| Exercise |
The listing must be reproduced in full, exactly as it stands.

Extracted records

— Begin —

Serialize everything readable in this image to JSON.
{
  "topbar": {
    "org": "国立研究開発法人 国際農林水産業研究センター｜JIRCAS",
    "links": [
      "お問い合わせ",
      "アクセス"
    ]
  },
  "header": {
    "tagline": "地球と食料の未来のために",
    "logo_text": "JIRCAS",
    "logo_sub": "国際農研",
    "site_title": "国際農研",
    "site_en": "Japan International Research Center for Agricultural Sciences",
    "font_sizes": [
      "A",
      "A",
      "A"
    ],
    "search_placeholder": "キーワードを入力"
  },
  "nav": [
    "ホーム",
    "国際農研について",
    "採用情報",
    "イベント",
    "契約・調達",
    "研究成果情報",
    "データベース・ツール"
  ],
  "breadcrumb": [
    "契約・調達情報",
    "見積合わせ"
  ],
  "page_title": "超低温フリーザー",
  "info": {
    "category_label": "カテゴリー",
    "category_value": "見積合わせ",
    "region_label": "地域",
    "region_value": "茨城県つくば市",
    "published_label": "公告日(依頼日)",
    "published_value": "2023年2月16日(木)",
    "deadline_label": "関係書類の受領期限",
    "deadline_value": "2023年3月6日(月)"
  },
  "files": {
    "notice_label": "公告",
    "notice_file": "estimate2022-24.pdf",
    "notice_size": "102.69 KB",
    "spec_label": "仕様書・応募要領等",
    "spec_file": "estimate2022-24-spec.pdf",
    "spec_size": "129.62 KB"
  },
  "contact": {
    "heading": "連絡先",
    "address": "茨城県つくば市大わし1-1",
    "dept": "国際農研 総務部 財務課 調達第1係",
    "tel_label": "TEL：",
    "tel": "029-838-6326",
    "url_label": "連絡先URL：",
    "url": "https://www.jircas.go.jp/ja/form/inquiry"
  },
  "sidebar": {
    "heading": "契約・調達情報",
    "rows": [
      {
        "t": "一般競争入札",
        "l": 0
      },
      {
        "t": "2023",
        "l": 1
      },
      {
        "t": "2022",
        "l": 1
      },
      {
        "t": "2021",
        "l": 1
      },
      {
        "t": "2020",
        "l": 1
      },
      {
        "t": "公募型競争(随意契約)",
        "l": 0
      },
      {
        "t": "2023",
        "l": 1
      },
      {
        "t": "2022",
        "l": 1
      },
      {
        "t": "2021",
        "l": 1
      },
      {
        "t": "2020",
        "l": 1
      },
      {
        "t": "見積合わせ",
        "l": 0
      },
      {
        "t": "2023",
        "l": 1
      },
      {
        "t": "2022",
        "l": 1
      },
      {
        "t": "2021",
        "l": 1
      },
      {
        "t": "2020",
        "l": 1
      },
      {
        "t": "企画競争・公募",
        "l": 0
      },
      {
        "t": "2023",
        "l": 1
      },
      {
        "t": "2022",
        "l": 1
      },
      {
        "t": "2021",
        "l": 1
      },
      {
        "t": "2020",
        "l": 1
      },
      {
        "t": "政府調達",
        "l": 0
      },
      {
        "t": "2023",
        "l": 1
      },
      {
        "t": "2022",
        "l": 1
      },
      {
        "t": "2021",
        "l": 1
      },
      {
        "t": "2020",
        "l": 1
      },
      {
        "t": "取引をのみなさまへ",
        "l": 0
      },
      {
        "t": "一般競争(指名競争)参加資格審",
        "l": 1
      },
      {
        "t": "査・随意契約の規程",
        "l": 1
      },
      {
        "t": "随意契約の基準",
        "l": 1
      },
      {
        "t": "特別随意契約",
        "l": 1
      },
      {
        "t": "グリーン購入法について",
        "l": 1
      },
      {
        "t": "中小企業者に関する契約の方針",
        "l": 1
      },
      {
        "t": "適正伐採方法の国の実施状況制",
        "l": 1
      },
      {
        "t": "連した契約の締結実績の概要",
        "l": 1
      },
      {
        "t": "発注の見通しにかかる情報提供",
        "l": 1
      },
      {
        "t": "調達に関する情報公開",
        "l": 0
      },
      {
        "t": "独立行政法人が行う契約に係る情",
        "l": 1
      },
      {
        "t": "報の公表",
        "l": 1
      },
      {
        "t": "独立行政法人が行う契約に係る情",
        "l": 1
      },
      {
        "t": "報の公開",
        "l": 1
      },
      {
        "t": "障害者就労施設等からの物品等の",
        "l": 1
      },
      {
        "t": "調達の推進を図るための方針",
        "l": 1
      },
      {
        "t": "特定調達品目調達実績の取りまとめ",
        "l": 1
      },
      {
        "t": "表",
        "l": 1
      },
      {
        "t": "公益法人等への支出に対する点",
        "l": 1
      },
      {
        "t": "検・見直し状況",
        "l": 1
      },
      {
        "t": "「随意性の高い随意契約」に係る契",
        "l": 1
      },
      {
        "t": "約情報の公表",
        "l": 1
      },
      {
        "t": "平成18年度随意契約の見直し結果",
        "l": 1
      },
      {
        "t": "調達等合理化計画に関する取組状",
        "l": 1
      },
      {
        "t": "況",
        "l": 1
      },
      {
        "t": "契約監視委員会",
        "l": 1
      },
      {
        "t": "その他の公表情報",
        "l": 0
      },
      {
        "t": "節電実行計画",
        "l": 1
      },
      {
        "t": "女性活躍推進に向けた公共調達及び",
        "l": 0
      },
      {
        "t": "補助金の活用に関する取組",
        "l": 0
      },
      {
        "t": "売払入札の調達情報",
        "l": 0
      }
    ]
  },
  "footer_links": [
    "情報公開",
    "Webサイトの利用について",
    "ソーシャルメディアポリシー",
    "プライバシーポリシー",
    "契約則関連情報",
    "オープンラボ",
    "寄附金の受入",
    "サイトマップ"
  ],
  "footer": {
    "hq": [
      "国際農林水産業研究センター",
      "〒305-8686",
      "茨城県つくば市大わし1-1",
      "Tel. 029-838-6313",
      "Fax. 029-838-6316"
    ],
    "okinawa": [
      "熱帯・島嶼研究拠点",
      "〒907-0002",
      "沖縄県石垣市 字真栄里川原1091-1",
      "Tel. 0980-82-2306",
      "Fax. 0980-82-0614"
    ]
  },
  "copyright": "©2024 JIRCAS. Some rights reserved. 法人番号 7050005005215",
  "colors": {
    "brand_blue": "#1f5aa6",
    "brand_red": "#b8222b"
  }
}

— End —

| Exercise response |
Serialize everything readable in this image to JSON.
{
  "topbar": {
    "org": "国立研究開発法人 国際農林水産業研究センター｜JIRCAS",
    "links": [
      "お問い合わせ",
      "アクセス"
    ]
  },
  "header": {
    "tagline": "地球と食料の未来のために",
    "logo_text": "JIRCAS",
    "logo_sub": "国際農研",
    "site_title": "国際農研",
    "site_en": "Japan International Research Center for Agricultural Sciences",
    "font_sizes": [
      "A",
      "A",
      "A"
    ],
    "search_placeholder": "キーワードを入力"
  },
  "nav": [
    "ホーム",
    "国際農研について",
    "採用情報",
    "イベント",
    "契約・調達",
    "研究成果情報",
    "データベース・ツール"
  ],
  "breadcrumb": [
    "契約・調達情報",
    "見積合わせ"
  ],
  "page_title": "超低温フリーザー",
  "info": {
    "category_label": "カテゴリー",
    "category_value": "見積合わせ",
    "region_label": "地域",
    "region_value": "茨城県つくば市",
    "published_label": "公告日(依頼日)",
    "published_value": "2023年2月16日(木)",
    "deadline_label": "関係書類の受領期限",
    "deadline_value": "2023年3月6日(月)"
  },
  "files": {
    "notice_label": "公告",
    "notice_file": "estimate2022-24.pdf",
    "notice_size": "102.69 KB",
    "spec_label": "仕様書・応募要領等",
    "spec_file": "estimate2022-24-spec.pdf",
    "spec_size": "129.62 KB"
  },
  "contact": {
    "heading": "連絡先",
    "address": "茨城県つくば市大わし1-1",
    "dept": "国際農研 総務部 財務課 調達第1係",
    "tel_label": "TEL：",
    "tel": "029-838-6326",
    "url_label": "連絡先URL：",
    "url": "https://www.jircas.go.jp/ja/form/inquiry"
  },
  "sidebar": {
    "heading": "契約・調達情報",
    "rows": [
      {
        "t": "一般競争入札",
        "l": 0
      },
      {
        "t": "2023",
        "l": 1
      },
      {
        "t": "2022",
        "l": 1
      },
      {
        "t": "2021",
        "l": 1
      },
      {
        "t": "2020",
        "l": 1
      },
      {
        "t": "公募型競争(随意契約)",
        "l": 0
      },
      {
        "t": "2023",
        "l": 1
      },
      {
        "t": "2022",
        "l": 1
      },
      {
        "t": "2021",
        "l": 1
      },
      {
        "t": "2020",
        "l": 1
      },
      {
        "t": "見積合わせ",
        "l": 0
      },
      {
        "t": "2023",
        "l": 1
      },
      {
        "t": "2022",
        "l": 1
      },
      {
        "t": "2021",
        "l": 1
      },
      {
        "t": "2020",
        "l": 1
      },
      {
        "t": "企画競争・公募",
        "l": 0
      },
      {
        "t": "2023",
        "l": 1
      },
      {
        "t": "2022",
        "l": 1
      },
      {
        "t": "2021",
        "l": 1
      },
      {
        "t": "2020",
        "l": 1
      },
      {
        "t": "政府調達",
        "l": 0
      },
      {
        "t": "2023",
        "l": 1
      },
      {
        "t": "2022",
        "l": 1
      },
      {
        "t": "2021",
        "l": 1
      },
      {
        "t": "2020",
        "l": 1
      },
      {
        "t": "取引をのみなさまへ",
        "l": 0
      },
      {
        "t": "一般競争(指名競争)参加資格審",
        "l": 1
      },
      {
        "t": "査・随意契約の規程",
        "l": 1
      },
      {
        "t": "随意契約の基準",
        "l": 1
      },
      {
        "t": "特別随意契約",
        "l": 1
      },
      {
        "t": "グリーン購入法について",
        "l": 1
      },
      {
        "t": "中小企業者に関する契約の方針",
        "l": 1
      },
      {
        "t": "適正伐採方法の国の実施状況制",
        "l": 1
      },
      {
        "t": "連した契約の締結実績の概要",
        "l": 1
      },
      {
        "t": "発注の見通しにかかる情報提供",
        "l": 1
      },
      {
        "t": "調達に関する情報公開",
        "l": 0
      },
      {
        "t": "独立行政法人が行う契約に係る情",
        "l": 1
      },
      {
        "t": "報の公表",
        "l": 1
      },
      {
        "t": "独立行政法人が行う契約に係る情",
        "l": 1
      },
      {
        "t": "報の公開",
        "l": 1
      },
      {
        "t": "障害者就労施設等からの物品等の",
        "l": 1
      },
      {
        "t": "調達の推進を図るための方針",
        "l": 1
      },
      {
        "t": "特定調達品目調達実績の取りまとめ",
        "l": 1
      },
      {
        "t": "表",
        "l": 1
      },
      {
        "t": "公益法人等への支出に対する点",
        "l": 1
      },
      {
        "t": "検・見直し状況",
        "l": 1
      },
      {
        "t": "「随意性の高い随意契約」に係る契",
        "l": 1
      },
      {
        "t": "約情報の公表",
        "l": 1
      },
      {
        "t": "平成18年度随意契約の見直し結果",
        "l": 1
      },
      {
        "t": "調達等合理化計画に関する取組状",
        "l": 1
      },
      {
        "t": "況",
        "l": 1
      },
      {
        "t": "契約監視委員会",
        "l": 1
      },
      {
        "t": "その他の公表情報",
        "l": 0
      },
      {
        "t": "節電実行計画",
        "l": 1
      },
      {
        "t": "女性活躍推進に向けた公共調達及び",
        "l": 0
      },
      {
        "t": "補助金の活用に関する取組",
        "l": 0
      },
      {
        "t": "売払入札の調達情報",
        "l": 0
      }
    ]
  },
  "footer_links": [
    "情報公開",
    "Webサイトの利用について",
    "ソーシャルメディアポリシー",
    "プライバシーポリシー",
    "契約則関連情報",
    "オープンラボ",
    "寄附金の受入",
    "サイトマップ"
  ],
  "footer": {
    "hq": [
      "国際農林水産業研究センター",
      "〒305-8686",
      "茨城県つくば市大わし1-1",
      "Tel. 029-838-6313",
      "Fax. 029-838-6316"
    ],
    "okinawa": [
      "熱帯・島嶼研究拠点",
      "〒907-0002",
      "沖縄県石垣市 字真栄里川原1091-1",
      "Tel. 0980-82-2306",
      "Fax. 0980-82-0614"
    ]
  },
  "copyright": "©2024 JIRCAS. Some rights reserved. 法人番号 7050005005215",
  "colors": {
    "brand_blue": "#1f5aa6",
    "brand_red": "#b8222b"
  }
}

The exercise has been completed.